### What the task asks
Please rewrite the listing below with every "Des/Meas" changed to "Desorption/Measured" and nothing else altered.

### Source records
** Start **

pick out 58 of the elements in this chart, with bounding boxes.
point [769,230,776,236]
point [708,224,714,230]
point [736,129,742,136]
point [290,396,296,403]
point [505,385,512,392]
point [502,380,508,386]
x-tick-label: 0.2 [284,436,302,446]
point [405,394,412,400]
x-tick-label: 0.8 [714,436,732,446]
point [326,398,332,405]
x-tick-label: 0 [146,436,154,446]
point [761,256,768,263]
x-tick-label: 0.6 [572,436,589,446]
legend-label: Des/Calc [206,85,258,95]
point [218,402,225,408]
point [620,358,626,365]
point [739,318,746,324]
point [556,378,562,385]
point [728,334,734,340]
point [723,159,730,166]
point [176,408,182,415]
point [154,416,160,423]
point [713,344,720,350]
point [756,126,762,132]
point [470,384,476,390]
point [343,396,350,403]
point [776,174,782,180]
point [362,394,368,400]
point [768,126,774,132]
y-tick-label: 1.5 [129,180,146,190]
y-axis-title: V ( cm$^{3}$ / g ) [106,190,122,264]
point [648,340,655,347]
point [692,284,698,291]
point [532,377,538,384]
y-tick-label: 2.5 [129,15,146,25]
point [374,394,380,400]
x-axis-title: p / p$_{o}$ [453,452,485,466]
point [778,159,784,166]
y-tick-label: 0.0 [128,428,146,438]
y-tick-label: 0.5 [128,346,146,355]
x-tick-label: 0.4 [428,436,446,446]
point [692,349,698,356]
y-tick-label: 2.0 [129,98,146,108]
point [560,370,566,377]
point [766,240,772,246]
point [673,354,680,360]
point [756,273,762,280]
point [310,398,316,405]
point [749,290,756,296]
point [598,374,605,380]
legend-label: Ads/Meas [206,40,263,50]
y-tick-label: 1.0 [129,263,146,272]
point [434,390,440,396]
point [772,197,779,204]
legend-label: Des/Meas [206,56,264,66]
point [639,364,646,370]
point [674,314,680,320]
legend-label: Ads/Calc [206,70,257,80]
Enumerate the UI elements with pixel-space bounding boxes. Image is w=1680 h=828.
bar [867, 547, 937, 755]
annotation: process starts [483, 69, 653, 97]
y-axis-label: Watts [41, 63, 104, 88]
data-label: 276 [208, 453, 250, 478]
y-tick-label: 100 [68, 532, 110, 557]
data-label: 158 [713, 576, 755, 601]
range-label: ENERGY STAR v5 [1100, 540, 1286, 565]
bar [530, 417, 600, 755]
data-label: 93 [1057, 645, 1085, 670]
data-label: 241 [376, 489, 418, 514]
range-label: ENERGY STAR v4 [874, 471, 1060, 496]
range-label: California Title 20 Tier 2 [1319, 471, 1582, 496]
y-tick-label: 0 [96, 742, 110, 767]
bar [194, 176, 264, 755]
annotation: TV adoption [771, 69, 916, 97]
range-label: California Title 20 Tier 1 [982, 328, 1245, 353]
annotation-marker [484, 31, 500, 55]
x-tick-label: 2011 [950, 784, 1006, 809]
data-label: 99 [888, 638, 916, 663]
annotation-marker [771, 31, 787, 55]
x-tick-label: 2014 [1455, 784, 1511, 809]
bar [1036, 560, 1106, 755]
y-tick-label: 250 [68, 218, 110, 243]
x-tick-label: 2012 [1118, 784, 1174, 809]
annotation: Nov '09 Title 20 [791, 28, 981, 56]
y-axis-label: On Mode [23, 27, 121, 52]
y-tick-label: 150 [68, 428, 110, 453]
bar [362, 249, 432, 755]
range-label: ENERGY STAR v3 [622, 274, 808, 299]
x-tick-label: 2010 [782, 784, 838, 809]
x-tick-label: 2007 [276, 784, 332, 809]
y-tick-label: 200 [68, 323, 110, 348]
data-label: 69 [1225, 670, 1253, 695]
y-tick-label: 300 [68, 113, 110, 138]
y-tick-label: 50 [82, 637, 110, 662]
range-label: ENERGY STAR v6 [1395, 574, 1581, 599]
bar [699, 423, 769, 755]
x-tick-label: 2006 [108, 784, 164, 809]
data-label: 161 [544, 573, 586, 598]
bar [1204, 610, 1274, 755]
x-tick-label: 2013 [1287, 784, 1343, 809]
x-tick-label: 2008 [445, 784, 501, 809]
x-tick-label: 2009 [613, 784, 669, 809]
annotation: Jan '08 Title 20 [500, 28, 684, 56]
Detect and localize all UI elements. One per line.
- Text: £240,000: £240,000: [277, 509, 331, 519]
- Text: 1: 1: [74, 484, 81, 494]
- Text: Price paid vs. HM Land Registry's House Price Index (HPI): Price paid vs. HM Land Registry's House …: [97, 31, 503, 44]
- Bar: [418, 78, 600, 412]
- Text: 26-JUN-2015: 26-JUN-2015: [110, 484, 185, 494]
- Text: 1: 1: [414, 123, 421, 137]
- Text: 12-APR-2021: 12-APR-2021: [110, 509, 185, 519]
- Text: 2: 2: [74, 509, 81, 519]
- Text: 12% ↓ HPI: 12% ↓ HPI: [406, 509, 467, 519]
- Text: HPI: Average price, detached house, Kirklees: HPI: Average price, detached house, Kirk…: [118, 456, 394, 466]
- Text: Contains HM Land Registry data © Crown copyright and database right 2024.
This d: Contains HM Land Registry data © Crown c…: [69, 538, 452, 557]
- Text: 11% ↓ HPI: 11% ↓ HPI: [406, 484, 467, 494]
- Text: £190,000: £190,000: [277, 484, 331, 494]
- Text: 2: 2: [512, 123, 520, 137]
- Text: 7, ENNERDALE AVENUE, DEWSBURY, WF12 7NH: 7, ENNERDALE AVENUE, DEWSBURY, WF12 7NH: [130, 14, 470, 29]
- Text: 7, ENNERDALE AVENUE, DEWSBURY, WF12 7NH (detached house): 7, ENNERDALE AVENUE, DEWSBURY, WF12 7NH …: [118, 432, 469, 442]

** End **

### Solution to this task
pick out 58 of the elements in this chart, with bounding boxes.
point [769,230,776,236]
point [708,224,714,230]
point [736,129,742,136]
point [290,396,296,403]
point [505,385,512,392]
point [502,380,508,386]
x-tick-label: 0.2 [284,436,302,446]
point [405,394,412,400]
x-tick-label: 0.8 [714,436,732,446]
point [326,398,332,405]
x-tick-label: 0 [146,436,154,446]
point [761,256,768,263]
x-tick-label: 0.6 [572,436,589,446]
legend-label: Des/Calc [206,85,258,95]
point [218,402,225,408]
point [620,358,626,365]
point [739,318,746,324]
point [556,378,562,385]
point [728,334,734,340]
point [723,159,730,166]
point [176,408,182,415]
point [154,416,160,423]
point [713,344,720,350]
point [756,126,762,132]
point [470,384,476,390]
point [343,396,350,403]
point [776,174,782,180]
point [362,394,368,400]
point [768,126,774,132]
y-tick-label: 1.5 [129,180,146,190]
y-axis-title: V ( cm$^{3}$ / g ) [106,190,122,264]
point [648,340,655,347]
point [692,284,698,291]
point [532,377,538,384]
y-tick-label: 2.5 [129,15,146,25]
point [374,394,380,400]
x-axis-title: p / p$_{o}$ [453,452,485,466]
point [778,159,784,166]
y-tick-label: 0.0 [128,428,146,438]
y-tick-label: 0.5 [128,346,146,355]
x-tick-label: 0.4 [428,436,446,446]
point [692,349,698,356]
y-tick-label: 2.0 [129,98,146,108]
point [560,370,566,377]
point [766,240,772,246]
point [673,354,680,360]
point [756,273,762,280]
point [310,398,316,405]
point [749,290,756,296]
point [598,374,605,380]
legend-label: Ads/Meas [206,40,263,50]
y-tick-label: 1.0 [129,263,146,272]
point [434,390,440,396]
point [772,197,779,204]
legend-label: Desorption/Measured [206,56,264,66]
point [639,364,646,370]
point [674,314,680,320]
legend-label: Ads/Calc [206,70,257,80]
Enumerate the UI elements with pixel-space bounding boxes. Image is w=1680 h=828.
bar [867, 547, 937, 755]
annotation: process starts [483, 69, 653, 97]
y-axis-label: Watts [41, 63, 104, 88]
data-label: 276 [208, 453, 250, 478]
y-tick-label: 100 [68, 532, 110, 557]
data-label: 158 [713, 576, 755, 601]
range-label: ENERGY STAR v5 [1100, 540, 1286, 565]
bar [530, 417, 600, 755]
data-label: 93 [1057, 645, 1085, 670]
data-label: 241 [376, 489, 418, 514]
range-label: ENERGY STAR v4 [874, 471, 1060, 496]
range-label: California Title 20 Tier 2 [1319, 471, 1582, 496]
y-tick-label: 0 [96, 742, 110, 767]
bar [194, 176, 264, 755]
annotation: TV adoption [771, 69, 916, 97]
range-label: California Title 20 Tier 1 [982, 328, 1245, 353]
annotation-marker [484, 31, 500, 55]
x-tick-label: 2011 [950, 784, 1006, 809]
data-label: 99 [888, 638, 916, 663]
annotation-marker [771, 31, 787, 55]
x-tick-label: 2014 [1455, 784, 1511, 809]
bar [1036, 560, 1106, 755]
y-tick-label: 250 [68, 218, 110, 243]
x-tick-label: 2012 [1118, 784, 1174, 809]
annotation: Nov '09 Title 20 [791, 28, 981, 56]
y-axis-label: On Mode [23, 27, 121, 52]
y-tick-label: 150 [68, 428, 110, 453]
bar [362, 249, 432, 755]
range-label: ENERGY STAR v3 [622, 274, 808, 299]
x-tick-label: 2010 [782, 784, 838, 809]
x-tick-label: 2007 [276, 784, 332, 809]
y-tick-label: 200 [68, 323, 110, 348]
data-label: 69 [1225, 670, 1253, 695]
y-tick-label: 300 [68, 113, 110, 138]
y-tick-label: 50 [82, 637, 110, 662]
range-label: ENERGY STAR v6 [1395, 574, 1581, 599]
bar [699, 423, 769, 755]
x-tick-label: 2006 [108, 784, 164, 809]
data-label: 161 [544, 573, 586, 598]
bar [1204, 610, 1274, 755]
x-tick-label: 2013 [1287, 784, 1343, 809]
x-tick-label: 2008 [445, 784, 501, 809]
x-tick-label: 2009 [613, 784, 669, 809]
annotation: Jan '08 Title 20 [500, 28, 684, 56]
Detect and localize all UI elements. One per line.
- Text: £240,000: £240,000: [277, 509, 331, 519]
- Text: 1: 1: [74, 484, 81, 494]
- Text: Price paid vs. HM Land Registry's House Price Index (HPI): Price paid vs. HM Land Registry's House …: [97, 31, 503, 44]
- Bar: [418, 78, 600, 412]
- Text: 26-JUN-2015: 26-JUN-2015: [110, 484, 185, 494]
- Text: 1: 1: [414, 123, 421, 137]
- Text: 12-APR-2021: 12-APR-2021: [110, 509, 185, 519]
- Text: 2: 2: [74, 509, 81, 519]
- Text: 12% ↓ HPI: 12% ↓ HPI: [406, 509, 467, 519]
- Text: HPI: Average price, detached house, Kirklees: HPI: Average price, detached house, Kirk…: [118, 456, 394, 466]
- Text: Contains HM Land Registry data © Crown copyright and database right 2024.
This d: Contains HM Land Registry data © Crown c…: [69, 538, 452, 557]
- Text: 11% ↓ HPI: 11% ↓ HPI: [406, 484, 467, 494]
- Text: £190,000: £190,000: [277, 484, 331, 494]
- Text: 2: 2: [512, 123, 520, 137]
- Text: 7, ENNERDALE AVENUE, DEWSBURY, WF12 7NH: 7, ENNERDALE AVENUE, DEWSBURY, WF12 7NH: [130, 14, 470, 29]
- Text: 7, ENNERDALE AVENUE, DEWSBURY, WF12 7NH (detached house): 7, ENNERDALE AVENUE, DEWSBURY, WF12 7NH …: [118, 432, 469, 442]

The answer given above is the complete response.